== What you will do ==
Put the entries from the start of the records through the line containing "balance-asset: EUR xyxy=(18,132,44,146)" into a numbered list, leaving out any blank lines.

** Start Records for the exercise **

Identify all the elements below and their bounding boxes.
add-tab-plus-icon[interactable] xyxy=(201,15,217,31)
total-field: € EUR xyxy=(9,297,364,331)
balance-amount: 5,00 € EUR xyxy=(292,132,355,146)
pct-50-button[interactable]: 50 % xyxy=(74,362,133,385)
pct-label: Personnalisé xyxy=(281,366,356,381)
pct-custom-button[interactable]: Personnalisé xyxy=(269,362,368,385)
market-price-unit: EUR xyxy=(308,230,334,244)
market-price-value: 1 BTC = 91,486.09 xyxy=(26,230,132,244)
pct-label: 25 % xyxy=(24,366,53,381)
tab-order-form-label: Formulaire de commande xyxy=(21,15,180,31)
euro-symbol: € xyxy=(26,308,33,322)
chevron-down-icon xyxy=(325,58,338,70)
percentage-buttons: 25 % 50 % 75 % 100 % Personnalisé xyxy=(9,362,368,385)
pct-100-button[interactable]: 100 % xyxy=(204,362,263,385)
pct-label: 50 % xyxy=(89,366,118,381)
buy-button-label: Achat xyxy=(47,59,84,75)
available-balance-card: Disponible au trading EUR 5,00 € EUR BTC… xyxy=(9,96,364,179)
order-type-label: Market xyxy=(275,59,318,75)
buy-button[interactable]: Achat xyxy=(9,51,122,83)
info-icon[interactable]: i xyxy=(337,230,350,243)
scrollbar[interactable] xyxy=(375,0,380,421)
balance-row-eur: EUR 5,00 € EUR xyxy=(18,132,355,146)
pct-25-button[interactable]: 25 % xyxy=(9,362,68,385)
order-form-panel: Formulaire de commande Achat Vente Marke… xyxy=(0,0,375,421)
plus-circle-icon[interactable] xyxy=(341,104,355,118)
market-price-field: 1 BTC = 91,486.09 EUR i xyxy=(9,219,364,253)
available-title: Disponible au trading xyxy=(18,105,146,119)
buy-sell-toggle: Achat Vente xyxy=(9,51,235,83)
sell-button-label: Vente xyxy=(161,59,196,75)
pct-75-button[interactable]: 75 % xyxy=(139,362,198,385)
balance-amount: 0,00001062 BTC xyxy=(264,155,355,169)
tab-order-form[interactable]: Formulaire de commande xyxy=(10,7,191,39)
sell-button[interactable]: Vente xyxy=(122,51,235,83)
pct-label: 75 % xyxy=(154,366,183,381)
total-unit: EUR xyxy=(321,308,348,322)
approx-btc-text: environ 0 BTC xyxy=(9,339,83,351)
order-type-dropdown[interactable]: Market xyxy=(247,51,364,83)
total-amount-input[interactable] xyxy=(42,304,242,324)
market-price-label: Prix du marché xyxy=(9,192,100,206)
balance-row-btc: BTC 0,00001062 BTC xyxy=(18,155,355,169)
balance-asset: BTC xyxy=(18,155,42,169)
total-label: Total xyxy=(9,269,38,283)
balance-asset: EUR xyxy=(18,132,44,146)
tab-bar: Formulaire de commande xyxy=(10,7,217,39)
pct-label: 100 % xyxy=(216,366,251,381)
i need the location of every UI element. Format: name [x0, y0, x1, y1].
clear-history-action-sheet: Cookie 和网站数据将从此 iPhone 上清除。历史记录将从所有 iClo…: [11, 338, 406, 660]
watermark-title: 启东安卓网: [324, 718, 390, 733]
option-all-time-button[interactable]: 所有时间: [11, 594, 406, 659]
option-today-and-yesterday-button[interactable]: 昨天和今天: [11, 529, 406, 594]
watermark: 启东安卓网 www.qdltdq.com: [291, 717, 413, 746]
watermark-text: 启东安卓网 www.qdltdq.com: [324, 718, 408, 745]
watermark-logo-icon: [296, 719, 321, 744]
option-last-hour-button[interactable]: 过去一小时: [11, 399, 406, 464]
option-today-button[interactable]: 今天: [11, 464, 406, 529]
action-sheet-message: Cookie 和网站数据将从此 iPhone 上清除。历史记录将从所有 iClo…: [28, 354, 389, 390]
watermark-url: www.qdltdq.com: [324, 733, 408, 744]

** End Records for the exercise **

== Worked solution ==
1. Identify all the elements below and their bounding boxes.
2. add-tab-plus-icon[interactable] xyxy=(201,15,217,31)
3. total-field: € EUR xyxy=(9,297,364,331)
4. balance-amount: 5,00 € EUR xyxy=(292,132,355,146)
5. pct-50-button[interactable]: 50 % xyxy=(74,362,133,385)
6. pct-label: Personnalisé xyxy=(281,366,356,381)
7. pct-custom-button[interactable]: Personnalisé xyxy=(269,362,368,385)
8. market-price-unit: EUR xyxy=(308,230,334,244)
9. market-price-value: 1 BTC = 91,486.09 xyxy=(26,230,132,244)
10. pct-label: 25 % xyxy=(24,366,53,381)
11. tab-order-form-label: Formulaire de commande xyxy=(21,15,180,31)
12. euro-symbol: € xyxy=(26,308,33,322)
13. chevron-down-icon xyxy=(325,58,338,70)
14. percentage-buttons: 25 % 50 % 75 % 100 % Personnalisé xyxy=(9,362,368,385)
15. pct-100-button[interactable]: 100 % xyxy=(204,362,263,385)
16. pct-label: 50 % xyxy=(89,366,118,381)
17. buy-button-label: Achat xyxy=(47,59,84,75)
18. available-balance-card: Disponible au trading EUR 5,00 € EUR BTC… xyxy=(9,96,364,179)
19. order-type-label: Market xyxy=(275,59,318,75)
20. buy-button[interactable]: Achat xyxy=(9,51,122,83)
21. info-icon[interactable]: i xyxy=(337,230,350,243)
22. scrollbar[interactable] xyxy=(375,0,380,421)
23. balance-row-eur: EUR 5,00 € EUR xyxy=(18,132,355,146)
24. pct-25-button[interactable]: 25 % xyxy=(9,362,68,385)
25. order-form-panel: Formulaire de commande Achat Vente Marke… xyxy=(0,0,375,421)
26. plus-circle-icon[interactable] xyxy=(341,104,355,118)
27. market-price-field: 1 BTC = 91,486.09 EUR i xyxy=(9,219,364,253)
28. available-title: Disponible au trading xyxy=(18,105,146,119)
29. buy-sell-toggle: Achat Vente xyxy=(9,51,235,83)
30. sell-button-label: Vente xyxy=(161,59,196,75)
31. pct-75-button[interactable]: 75 % xyxy=(139,362,198,385)
32. balance-amount: 0,00001062 BTC xyxy=(264,155,355,169)
33. tab-order-form[interactable]: Formulaire de commande xyxy=(10,7,191,39)
34. sell-button[interactable]: Vente xyxy=(122,51,235,83)
35. pct-label: 75 % xyxy=(154,366,183,381)
36. total-unit: EUR xyxy=(321,308,348,322)
37. approx-btc-text: environ 0 BTC xyxy=(9,339,83,351)
38. order-type-dropdown[interactable]: Market xyxy=(247,51,364,83)
39. total-amount-input[interactable] xyxy=(42,304,242,324)
40. market-price-label: Prix du marché xyxy=(9,192,100,206)
41. balance-row-btc: BTC 0,00001062 BTC xyxy=(18,155,355,169)
42. balance-asset: BTC xyxy=(18,155,42,169)
43. total-label: Total xyxy=(9,269,38,283)
44. balance-asset: EUR xyxy=(18,132,44,146)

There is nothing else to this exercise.